Extracts from a graphics dataset
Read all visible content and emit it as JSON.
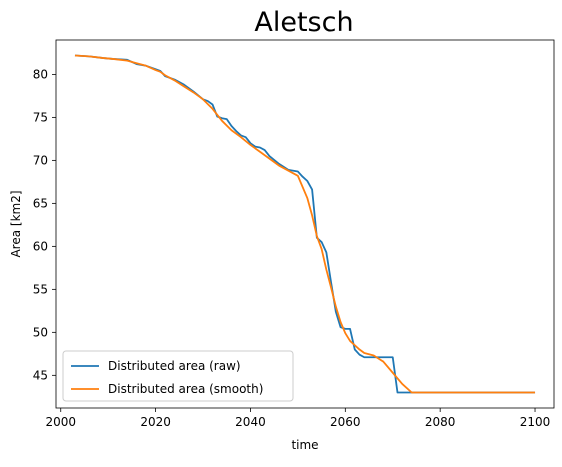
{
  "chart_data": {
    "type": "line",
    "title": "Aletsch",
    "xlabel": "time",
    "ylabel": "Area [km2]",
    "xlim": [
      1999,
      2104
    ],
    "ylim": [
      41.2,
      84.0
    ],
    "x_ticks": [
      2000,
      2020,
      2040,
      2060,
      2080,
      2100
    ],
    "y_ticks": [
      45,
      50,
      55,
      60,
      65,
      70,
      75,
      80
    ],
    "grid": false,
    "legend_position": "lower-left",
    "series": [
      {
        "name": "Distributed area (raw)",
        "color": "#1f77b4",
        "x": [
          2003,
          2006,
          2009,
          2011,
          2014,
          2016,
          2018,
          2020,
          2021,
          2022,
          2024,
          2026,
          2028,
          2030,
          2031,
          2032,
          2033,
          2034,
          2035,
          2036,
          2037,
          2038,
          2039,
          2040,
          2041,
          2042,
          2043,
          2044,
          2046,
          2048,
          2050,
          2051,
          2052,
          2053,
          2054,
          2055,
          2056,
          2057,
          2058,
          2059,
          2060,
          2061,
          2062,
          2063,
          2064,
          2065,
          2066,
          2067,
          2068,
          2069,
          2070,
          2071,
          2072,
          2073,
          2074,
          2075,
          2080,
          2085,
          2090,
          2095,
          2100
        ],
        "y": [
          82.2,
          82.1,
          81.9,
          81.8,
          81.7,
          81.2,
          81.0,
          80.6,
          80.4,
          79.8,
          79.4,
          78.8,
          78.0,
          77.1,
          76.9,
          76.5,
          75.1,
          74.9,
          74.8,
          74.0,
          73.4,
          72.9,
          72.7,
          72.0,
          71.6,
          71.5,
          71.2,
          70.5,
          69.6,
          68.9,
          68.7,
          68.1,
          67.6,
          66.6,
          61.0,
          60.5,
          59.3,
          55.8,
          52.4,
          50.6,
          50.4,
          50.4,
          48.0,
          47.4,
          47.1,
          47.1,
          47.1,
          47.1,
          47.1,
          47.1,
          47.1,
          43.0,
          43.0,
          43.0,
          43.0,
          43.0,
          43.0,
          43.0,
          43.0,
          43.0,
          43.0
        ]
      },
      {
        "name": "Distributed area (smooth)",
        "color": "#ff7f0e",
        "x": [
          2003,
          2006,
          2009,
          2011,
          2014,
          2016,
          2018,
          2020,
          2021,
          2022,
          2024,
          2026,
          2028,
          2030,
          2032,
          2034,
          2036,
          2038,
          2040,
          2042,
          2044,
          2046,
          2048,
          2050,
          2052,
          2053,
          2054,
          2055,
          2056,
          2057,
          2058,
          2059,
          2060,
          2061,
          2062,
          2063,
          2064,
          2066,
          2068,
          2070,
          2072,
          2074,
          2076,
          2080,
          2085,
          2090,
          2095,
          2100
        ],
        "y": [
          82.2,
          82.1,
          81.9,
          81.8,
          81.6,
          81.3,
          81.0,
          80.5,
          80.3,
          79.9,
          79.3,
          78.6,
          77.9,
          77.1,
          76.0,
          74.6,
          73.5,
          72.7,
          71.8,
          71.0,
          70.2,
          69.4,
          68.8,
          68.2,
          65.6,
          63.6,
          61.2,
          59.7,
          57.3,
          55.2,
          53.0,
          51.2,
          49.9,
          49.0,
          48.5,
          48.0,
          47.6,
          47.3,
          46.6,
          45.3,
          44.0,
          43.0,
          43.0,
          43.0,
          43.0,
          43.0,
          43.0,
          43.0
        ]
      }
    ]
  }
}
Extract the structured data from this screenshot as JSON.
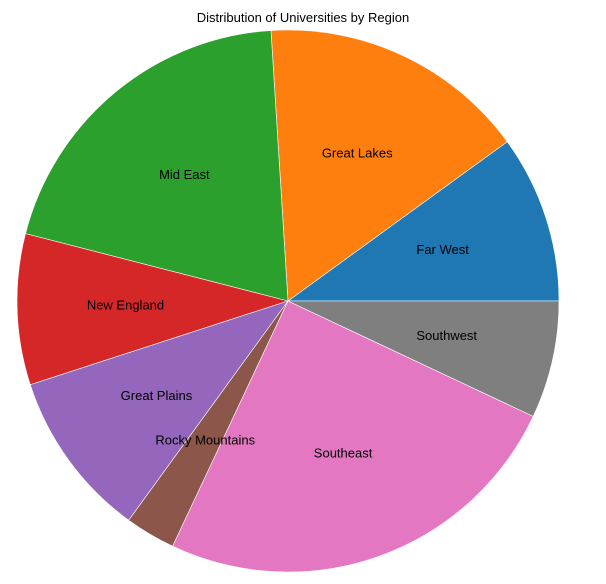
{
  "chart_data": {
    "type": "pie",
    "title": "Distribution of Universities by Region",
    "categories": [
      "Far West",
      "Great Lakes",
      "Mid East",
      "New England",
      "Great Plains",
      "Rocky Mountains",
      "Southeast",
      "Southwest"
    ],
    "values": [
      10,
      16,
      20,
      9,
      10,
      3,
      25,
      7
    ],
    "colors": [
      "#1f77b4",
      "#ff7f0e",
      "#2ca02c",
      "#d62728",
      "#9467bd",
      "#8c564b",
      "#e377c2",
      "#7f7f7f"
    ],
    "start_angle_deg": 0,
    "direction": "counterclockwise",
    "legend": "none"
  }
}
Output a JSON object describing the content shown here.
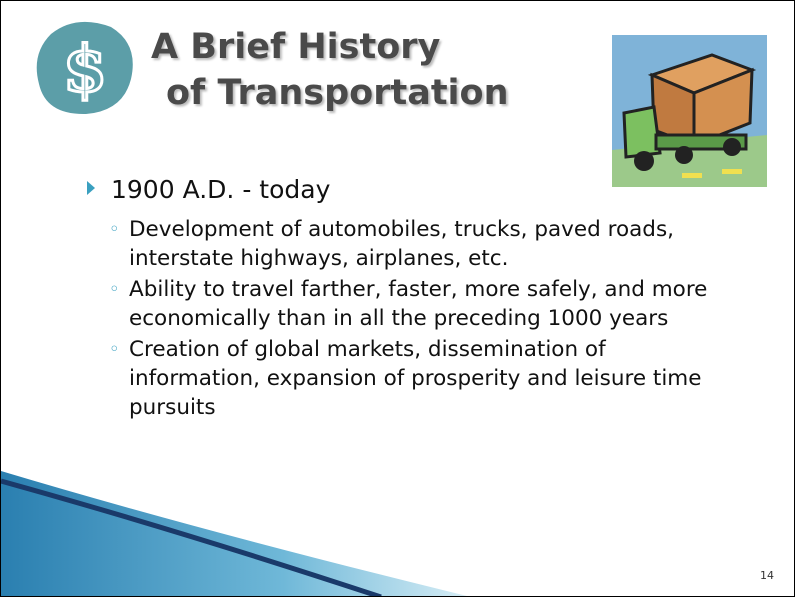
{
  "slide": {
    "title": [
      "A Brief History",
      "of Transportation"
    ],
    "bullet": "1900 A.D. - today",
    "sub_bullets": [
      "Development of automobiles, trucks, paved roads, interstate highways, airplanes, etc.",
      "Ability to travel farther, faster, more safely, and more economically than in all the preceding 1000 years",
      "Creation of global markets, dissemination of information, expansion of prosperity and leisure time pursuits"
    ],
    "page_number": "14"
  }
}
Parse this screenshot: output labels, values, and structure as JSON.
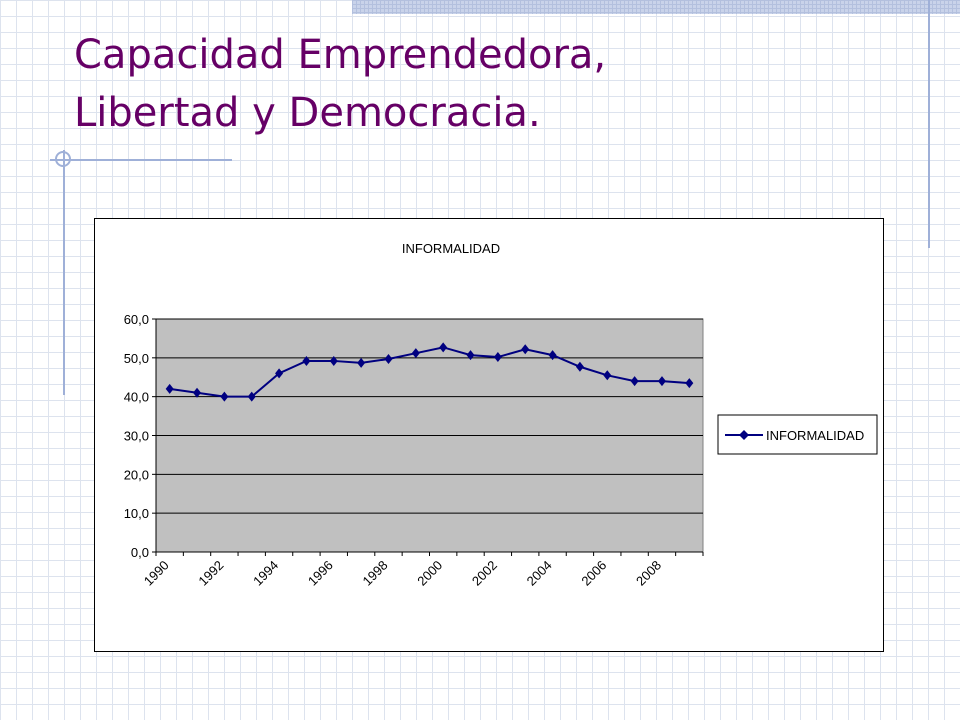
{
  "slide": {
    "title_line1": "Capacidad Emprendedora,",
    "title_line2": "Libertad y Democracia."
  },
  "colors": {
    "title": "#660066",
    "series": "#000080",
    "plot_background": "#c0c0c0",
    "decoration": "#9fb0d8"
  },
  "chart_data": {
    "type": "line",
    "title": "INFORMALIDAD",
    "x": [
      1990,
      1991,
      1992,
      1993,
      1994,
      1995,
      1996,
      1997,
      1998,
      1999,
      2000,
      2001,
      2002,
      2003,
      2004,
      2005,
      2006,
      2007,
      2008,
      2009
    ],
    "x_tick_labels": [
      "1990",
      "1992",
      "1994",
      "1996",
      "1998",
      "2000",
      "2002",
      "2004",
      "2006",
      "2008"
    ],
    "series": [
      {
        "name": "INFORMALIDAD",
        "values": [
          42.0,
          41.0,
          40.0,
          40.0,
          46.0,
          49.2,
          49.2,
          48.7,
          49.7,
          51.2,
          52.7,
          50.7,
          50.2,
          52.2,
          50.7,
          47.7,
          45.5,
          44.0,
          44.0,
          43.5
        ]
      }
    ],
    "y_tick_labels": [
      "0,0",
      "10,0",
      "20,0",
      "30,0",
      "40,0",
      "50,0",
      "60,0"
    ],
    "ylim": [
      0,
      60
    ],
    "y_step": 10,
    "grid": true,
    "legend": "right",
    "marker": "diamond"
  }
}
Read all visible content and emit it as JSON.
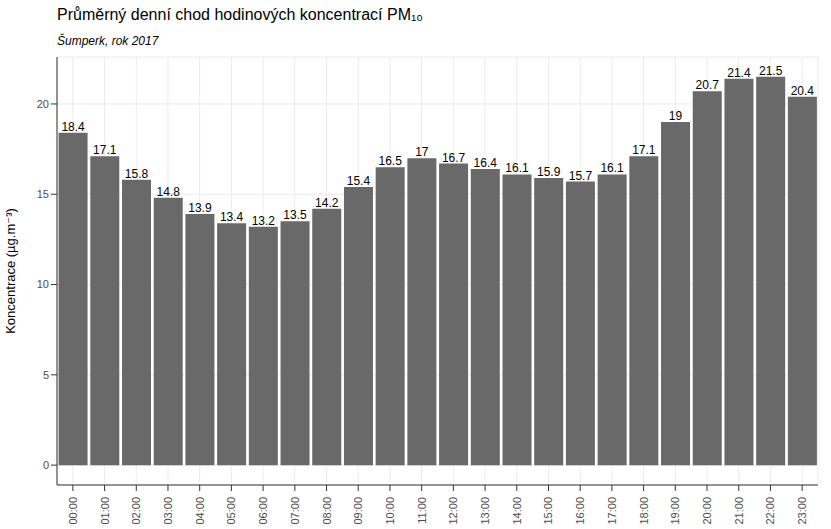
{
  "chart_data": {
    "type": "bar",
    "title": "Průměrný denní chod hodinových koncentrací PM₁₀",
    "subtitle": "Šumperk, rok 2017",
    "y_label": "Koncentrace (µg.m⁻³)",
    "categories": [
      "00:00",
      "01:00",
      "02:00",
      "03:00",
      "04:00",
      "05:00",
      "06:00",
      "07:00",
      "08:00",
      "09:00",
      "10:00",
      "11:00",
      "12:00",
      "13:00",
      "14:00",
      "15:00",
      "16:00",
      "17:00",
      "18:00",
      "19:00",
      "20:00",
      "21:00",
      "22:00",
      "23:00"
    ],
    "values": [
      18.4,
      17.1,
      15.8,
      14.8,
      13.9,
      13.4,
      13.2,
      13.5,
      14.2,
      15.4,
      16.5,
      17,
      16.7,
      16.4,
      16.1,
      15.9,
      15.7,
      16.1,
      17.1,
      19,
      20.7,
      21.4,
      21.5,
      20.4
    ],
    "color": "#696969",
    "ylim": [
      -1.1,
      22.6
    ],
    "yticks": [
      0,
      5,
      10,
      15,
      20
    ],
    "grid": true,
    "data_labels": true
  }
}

# [Problem]
Go through the listing above and return every line where the word "screenshot" occurs.

# [Correct response]
Extract the structured data from this screenshot as JSON.
Parse this screenshot: output labels, values, and structure as JSON.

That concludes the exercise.